Dataset items
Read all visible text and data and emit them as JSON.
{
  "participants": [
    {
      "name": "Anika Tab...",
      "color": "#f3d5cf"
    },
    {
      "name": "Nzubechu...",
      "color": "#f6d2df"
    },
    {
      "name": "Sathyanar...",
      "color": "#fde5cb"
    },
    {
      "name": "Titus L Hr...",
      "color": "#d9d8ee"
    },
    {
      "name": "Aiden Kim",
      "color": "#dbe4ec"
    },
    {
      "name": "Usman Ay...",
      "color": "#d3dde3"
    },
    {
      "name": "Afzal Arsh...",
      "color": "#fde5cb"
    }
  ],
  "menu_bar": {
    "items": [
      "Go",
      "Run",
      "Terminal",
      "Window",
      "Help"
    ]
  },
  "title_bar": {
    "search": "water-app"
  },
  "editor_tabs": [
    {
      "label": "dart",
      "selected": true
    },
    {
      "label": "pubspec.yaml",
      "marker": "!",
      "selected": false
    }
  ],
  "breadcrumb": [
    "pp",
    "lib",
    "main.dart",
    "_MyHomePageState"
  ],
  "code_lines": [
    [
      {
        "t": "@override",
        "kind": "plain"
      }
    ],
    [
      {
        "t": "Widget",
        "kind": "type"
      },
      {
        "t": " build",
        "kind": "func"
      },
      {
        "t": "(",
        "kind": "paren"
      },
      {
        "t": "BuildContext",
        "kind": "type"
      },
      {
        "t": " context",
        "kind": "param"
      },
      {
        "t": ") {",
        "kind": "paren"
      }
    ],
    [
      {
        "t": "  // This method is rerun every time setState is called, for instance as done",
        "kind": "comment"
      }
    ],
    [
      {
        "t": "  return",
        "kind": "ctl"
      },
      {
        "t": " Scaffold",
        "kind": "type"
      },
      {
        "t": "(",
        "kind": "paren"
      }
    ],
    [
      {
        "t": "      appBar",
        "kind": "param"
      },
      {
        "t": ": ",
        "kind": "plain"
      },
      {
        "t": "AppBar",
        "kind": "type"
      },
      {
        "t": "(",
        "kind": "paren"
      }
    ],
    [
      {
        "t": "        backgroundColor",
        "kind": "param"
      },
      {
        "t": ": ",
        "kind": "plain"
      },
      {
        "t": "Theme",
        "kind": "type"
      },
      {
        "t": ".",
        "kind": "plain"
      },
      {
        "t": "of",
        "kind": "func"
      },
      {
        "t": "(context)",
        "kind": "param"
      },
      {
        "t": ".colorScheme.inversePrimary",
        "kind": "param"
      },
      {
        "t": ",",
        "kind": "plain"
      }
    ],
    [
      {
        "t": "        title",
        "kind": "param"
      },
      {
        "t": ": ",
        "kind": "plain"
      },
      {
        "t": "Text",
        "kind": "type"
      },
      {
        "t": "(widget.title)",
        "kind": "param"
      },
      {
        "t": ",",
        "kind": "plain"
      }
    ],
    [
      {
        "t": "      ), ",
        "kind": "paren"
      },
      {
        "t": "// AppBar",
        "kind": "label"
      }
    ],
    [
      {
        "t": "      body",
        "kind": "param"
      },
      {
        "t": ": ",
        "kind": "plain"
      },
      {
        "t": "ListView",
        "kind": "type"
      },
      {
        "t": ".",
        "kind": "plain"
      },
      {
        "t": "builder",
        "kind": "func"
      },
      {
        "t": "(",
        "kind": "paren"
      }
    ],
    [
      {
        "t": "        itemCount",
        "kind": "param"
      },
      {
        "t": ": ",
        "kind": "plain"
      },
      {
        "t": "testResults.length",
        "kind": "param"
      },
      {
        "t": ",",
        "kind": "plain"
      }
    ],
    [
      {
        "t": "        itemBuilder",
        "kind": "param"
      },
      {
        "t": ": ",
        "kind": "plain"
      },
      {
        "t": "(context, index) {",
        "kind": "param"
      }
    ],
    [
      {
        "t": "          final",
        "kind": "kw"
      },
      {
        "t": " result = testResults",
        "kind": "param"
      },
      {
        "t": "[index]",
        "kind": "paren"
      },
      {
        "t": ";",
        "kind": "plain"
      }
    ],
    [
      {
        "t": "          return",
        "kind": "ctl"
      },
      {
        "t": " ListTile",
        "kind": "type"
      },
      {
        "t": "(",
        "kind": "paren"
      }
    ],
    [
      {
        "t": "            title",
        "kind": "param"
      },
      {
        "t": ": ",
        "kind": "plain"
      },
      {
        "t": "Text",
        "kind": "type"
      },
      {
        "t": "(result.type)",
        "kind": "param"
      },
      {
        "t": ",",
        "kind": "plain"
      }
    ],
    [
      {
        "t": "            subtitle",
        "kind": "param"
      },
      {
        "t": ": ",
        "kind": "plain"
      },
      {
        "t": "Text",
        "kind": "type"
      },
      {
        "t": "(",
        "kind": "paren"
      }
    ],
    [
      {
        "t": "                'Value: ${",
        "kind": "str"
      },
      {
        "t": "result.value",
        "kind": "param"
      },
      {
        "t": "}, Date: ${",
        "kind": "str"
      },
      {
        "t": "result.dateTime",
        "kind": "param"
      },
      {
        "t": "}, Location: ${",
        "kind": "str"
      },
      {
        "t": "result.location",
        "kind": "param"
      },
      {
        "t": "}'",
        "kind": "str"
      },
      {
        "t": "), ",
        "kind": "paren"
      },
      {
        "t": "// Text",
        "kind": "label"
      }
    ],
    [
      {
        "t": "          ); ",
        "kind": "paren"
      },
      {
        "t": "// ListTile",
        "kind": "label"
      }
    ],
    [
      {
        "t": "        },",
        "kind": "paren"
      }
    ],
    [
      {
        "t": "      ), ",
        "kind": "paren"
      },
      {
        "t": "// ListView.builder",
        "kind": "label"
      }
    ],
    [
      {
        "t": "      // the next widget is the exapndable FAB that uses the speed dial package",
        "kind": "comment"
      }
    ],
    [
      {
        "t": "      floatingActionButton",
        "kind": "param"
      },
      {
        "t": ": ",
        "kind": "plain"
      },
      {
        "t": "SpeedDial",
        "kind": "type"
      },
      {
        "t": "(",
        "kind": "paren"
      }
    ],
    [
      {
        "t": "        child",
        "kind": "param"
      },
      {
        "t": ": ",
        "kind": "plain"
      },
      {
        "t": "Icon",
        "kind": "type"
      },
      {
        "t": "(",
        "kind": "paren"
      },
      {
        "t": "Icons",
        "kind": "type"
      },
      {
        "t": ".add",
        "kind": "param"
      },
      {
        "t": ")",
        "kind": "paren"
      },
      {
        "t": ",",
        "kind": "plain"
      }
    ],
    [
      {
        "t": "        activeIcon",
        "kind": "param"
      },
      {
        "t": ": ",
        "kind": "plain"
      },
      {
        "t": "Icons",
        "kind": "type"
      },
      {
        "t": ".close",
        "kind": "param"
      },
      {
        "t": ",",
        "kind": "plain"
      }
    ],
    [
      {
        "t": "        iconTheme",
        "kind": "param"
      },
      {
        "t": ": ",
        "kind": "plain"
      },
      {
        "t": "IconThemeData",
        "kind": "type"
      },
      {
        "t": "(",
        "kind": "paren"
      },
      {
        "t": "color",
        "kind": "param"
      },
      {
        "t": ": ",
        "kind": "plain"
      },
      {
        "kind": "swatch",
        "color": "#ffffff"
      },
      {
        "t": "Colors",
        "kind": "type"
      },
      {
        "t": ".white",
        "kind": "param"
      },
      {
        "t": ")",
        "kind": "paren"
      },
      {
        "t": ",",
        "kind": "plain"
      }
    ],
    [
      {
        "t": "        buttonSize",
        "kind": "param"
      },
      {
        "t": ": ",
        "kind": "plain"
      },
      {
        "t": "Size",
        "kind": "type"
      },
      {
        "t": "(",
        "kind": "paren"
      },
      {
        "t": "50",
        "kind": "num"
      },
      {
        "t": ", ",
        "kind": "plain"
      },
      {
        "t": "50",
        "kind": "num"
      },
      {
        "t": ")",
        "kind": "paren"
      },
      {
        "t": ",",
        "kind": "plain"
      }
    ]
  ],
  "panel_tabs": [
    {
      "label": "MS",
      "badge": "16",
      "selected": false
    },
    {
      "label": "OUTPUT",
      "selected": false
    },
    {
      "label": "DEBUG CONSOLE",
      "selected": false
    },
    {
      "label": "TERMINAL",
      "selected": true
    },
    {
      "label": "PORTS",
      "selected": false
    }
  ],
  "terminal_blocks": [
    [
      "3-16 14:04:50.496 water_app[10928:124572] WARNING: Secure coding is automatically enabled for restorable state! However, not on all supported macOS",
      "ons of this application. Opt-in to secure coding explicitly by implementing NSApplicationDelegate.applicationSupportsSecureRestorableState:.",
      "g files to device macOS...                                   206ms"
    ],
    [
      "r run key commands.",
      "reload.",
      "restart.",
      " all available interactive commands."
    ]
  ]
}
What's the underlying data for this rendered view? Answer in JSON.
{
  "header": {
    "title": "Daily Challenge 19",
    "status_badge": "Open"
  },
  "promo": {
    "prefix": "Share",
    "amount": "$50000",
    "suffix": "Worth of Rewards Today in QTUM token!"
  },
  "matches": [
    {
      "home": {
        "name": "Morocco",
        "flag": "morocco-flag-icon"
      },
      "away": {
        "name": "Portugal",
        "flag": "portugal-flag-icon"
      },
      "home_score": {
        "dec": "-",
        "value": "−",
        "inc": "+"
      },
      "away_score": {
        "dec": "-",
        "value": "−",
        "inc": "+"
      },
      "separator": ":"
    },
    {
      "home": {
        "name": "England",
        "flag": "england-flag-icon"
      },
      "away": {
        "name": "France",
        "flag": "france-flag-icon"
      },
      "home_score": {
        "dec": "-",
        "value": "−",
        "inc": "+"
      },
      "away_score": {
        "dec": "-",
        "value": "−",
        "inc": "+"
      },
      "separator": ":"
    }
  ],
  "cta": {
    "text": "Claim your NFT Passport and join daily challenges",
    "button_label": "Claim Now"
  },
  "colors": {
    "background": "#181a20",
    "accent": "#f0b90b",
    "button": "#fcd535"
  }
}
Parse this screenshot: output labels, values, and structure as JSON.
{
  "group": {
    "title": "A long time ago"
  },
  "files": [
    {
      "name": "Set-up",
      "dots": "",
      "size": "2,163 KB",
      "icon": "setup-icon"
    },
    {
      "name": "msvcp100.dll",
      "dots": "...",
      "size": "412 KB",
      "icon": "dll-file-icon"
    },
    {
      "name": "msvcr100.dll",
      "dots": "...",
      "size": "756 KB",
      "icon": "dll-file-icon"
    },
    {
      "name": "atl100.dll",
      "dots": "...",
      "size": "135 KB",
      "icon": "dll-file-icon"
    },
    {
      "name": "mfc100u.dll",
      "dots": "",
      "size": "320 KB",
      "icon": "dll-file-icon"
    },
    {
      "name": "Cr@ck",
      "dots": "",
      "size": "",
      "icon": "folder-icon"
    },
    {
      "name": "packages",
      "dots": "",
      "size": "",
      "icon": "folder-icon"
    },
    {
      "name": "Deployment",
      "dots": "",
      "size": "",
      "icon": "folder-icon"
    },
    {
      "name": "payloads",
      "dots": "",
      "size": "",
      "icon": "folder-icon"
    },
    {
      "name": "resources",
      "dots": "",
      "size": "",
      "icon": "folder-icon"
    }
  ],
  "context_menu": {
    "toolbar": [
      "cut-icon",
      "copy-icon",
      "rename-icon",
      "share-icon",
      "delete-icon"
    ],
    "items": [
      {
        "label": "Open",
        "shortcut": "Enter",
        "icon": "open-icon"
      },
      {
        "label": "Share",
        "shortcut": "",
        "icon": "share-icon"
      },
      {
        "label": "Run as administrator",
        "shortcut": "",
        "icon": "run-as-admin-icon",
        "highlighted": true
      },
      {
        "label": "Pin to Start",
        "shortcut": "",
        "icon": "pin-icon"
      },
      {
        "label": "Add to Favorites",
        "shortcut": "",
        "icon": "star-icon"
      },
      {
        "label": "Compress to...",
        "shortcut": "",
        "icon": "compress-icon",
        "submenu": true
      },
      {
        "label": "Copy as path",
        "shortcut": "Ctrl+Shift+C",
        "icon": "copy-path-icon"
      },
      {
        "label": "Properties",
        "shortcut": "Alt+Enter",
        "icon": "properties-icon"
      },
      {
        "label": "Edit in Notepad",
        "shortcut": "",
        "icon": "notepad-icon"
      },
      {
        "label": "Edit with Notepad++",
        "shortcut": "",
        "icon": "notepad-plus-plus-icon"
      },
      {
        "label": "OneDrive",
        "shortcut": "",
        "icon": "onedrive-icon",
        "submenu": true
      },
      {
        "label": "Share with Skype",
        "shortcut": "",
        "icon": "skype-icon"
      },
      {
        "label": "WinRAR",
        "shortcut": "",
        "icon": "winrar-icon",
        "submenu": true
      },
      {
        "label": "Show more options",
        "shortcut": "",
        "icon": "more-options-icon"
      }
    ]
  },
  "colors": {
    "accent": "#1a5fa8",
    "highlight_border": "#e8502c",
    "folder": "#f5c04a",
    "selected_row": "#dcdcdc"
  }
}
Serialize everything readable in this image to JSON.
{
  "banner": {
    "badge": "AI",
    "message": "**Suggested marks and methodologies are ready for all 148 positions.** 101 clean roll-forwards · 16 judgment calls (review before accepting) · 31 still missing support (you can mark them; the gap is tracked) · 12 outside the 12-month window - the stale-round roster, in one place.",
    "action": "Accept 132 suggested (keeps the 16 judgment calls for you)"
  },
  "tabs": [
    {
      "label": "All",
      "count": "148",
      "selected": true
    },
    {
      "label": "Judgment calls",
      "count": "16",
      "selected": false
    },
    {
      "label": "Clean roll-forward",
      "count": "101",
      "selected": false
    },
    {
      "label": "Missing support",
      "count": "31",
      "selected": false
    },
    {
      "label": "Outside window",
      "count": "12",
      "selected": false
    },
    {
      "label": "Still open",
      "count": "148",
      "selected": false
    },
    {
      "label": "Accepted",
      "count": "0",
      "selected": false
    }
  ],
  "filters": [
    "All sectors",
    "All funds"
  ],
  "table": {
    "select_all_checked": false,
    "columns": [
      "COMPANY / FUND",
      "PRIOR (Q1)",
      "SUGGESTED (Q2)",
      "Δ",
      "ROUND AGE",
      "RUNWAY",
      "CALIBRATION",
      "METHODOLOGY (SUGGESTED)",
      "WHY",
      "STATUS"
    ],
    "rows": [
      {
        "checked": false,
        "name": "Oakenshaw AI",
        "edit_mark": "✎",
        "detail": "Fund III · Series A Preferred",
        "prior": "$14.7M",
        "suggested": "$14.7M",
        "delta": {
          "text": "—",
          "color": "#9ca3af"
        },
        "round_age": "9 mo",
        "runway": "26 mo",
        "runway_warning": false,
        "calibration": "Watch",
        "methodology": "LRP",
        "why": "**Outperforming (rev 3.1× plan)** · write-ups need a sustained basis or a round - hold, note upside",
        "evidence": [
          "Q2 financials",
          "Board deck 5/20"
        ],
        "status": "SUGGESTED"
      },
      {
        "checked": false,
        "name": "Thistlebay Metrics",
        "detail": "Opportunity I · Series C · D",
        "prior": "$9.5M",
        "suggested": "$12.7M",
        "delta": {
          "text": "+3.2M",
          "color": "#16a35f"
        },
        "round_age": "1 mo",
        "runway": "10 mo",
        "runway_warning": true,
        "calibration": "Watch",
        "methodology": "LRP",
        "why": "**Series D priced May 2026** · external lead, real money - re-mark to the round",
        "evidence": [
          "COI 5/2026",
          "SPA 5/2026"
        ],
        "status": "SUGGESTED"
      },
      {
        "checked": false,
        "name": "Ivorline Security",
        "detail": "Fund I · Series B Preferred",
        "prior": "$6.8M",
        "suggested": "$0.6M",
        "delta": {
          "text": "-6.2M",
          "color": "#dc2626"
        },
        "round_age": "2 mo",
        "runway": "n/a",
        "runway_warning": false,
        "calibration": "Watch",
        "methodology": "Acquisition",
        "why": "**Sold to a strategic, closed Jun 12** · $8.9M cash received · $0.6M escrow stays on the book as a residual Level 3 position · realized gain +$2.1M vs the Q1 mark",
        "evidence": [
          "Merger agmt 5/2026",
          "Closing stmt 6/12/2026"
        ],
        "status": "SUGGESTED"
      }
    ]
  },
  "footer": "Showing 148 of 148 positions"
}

**Given exercise**
Track down all lines above with the string "roll" and copy them.

**Expected answer**
    "message": "**Suggested marks and methodologies are ready for all 148 positions.** 101 clean roll-forwards · 16 judgment calls (review before accepting) · 31 still missing support (you can mark them; the gap is tracked) · 12 outside the 12-month window - the stale-round roster, in one place.",
      "label": "Clean roll-forward",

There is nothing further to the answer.